> _Material_

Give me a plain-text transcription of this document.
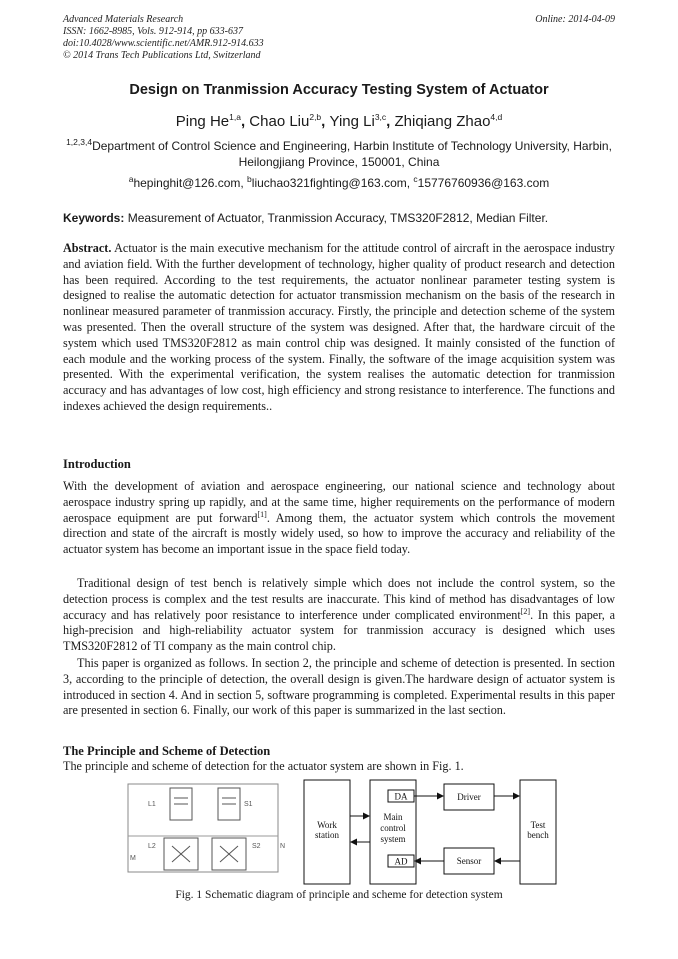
Advanced Materials Research
ISSN: 1662-8985, Vols. 912-914, pp 633-637
doi:10.4028/www.scientific.net/AMR.912-914.633
© 2014 Trans Tech Publications Ltd, Switzerland
Online: 2014-04-09
Design on Tranmission Accuracy Testing System of Actuator
Ping He$^{1,a}$, Chao Liu$^{2,b}$, Ying Li$^{3,c}$, Zhiqiang Zhao$^{4,d}$
$^{1,2,3,4}$Department of Control Science and Engineering, Harbin Institute of Technology University, Harbin, Heilongjiang Province, 150001, China
$^a$hepinghit@126.com, $^b$liuchao321fighting@163.com, $^c$15776760936@163.com
Keywords: Measurement of Actuator, Tranmission Accuracy, TMS320F2812, Median Filter.
Abstract. Actuator is the main executive mechanism for the attitude control of aircraft in the aerospace industry and aviation field. With the further development of technology, higher quality of product research and detection has been required. According to the test requirements, the actuator nonlinear parameter testing system is designed to realise the automatic detection for actuator transmission mechanism on the basis of the research in nonlinear measured parameter of tranmission accuracy. Firstly, the principle and detection scheme of the system was presented. Then the overall structure of the system was designed. After that, the hardware circuit of the system which used TMS320F2812 as main control chip was designed. It mainly consisted of the function of each module and the working process of the system. Finally, the software of the image acquisition system was presented. With the experimental verification, the system realises the automatic detection for tranmission accuracy and has advantages of low cost, high efficiency and strong resistance to interference. The functions and indexes achieved the design requirements..
Introduction
With the development of aviation and aerospace engineering, our national science and technology about aerospace industry spring up rapidly, and at the same time, higher requirements on the performance of modern aerospace equipment are put forward[1]. Among them, the actuator system which controls the movement direction and state of the aircraft is mostly widely used, so how to improve the accuracy and reliability of the actuator system has become an important issue in the space field today.
Traditional design of test bench is relatively simple which does not include the control system, so the detection process is complex and the test results are inaccurate. This kind of method has disadvantages of low accuracy and has relatively poor resistance to interference under complicated environment[2]. In this paper, a high-precision and high-reliability actuator system for tranmission accuracy is designed which uses TMS320F2812 of TI company as the main control chip.
This paper is organized as follows. In section 2, the principle and scheme of detection is presented. In section 3, according to the principle of detection, the overall design is given.The hardware design of actuator system is introduced in section 4. And in section 5, software programming is completed. Experimental results in this paper are presented in section 6. Finally, our work of this paper is summarized in the last section.
The Principle and Scheme of Detection
The principle and scheme of detection for the actuator system are shown in Fig. 1.
L1	S1
L2	S2
M
N
Work
station
Main
control
system
DA
AD
Driver
Sensor
Test
bench
Fig. 1 Schematic diagram of principle and scheme for detection system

> _Goal_
Looking at the data above, show all lines where the word "bench" occurs.

> _The response_
Traditional design of test bench is relatively simple which does not include the control system, so the detection process is complex and the test results are inaccurate. This kind of method has disadvantages of low accuracy and has relatively poor resistance to interference under complicated environment[2]. In this paper, a high-precision and high-reliability actuator system for tranmission accuracy is designed which uses TMS320F2812 of TI company as the main control chip.
bench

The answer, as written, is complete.